» Objective
Locate every line in the records below that contains the word "preview", and copy each one.

++++

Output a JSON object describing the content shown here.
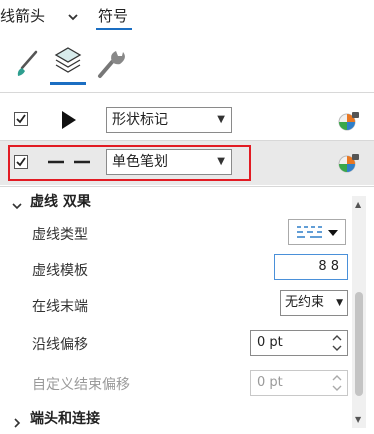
{
  "tabs": [
    {
      "label": "线箭头",
      "active": false
    },
    {
      "label": "符号",
      "active": true
    }
  ],
  "tab_dropdown_icon": "chevron-down-icon",
  "icon_tabs": [
    {
      "name": "brush-icon",
      "active": false
    },
    {
      "name": "layers-icon",
      "active": true
    },
    {
      "name": "wrench-icon",
      "active": false
    }
  ],
  "layers": [
    {
      "checked": true,
      "preview": "arrowhead",
      "type": "形状标记",
      "selected": false
    },
    {
      "checked": true,
      "preview": "dashed-line",
      "type": "单色笔划",
      "selected": true
    }
  ],
  "dash_effect": {
    "title": "虚线 双果",
    "dash_type_label": "虚线类型",
    "dash_template_label": "虚线模板",
    "dash_template_value": "8 8",
    "line_end_label": "在线末端",
    "line_end_value": "无约束",
    "offset_label": "沿线偏移",
    "offset_value": "0 pt",
    "custom_offset_label": "自定义结束偏移",
    "custom_offset_value": "0 pt"
  },
  "caps_section": {
    "title": "端头和连接"
  },
  "colors": {
    "accent": "#1b6ec2",
    "highlight": "#e21b23",
    "tab_underline": "#1b6ec2"
  }
}
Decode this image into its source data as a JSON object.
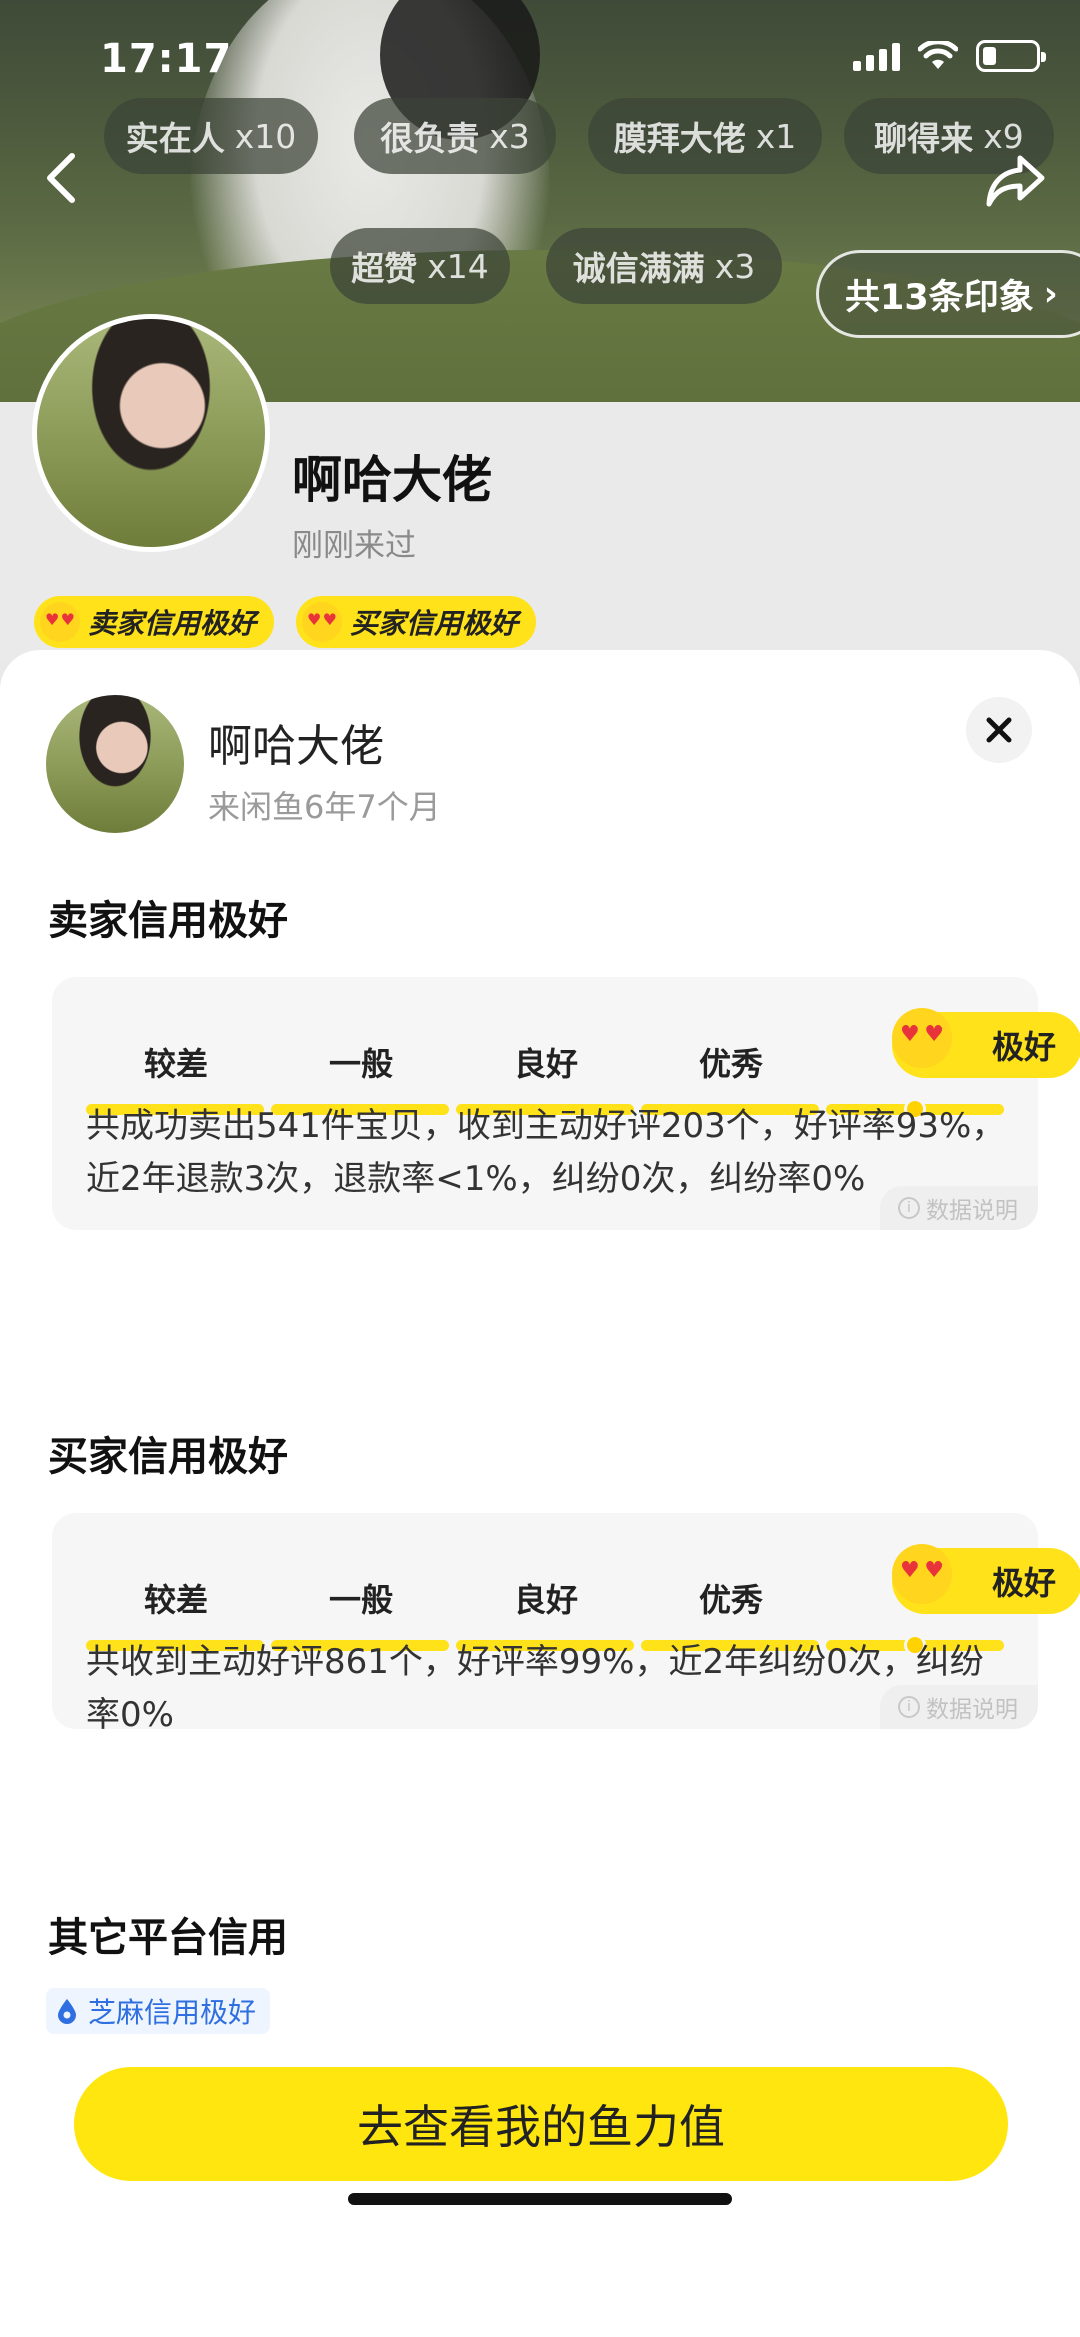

++++

» Finished exercise
      "preview": "arrowhead",
      "preview": "dashed-line",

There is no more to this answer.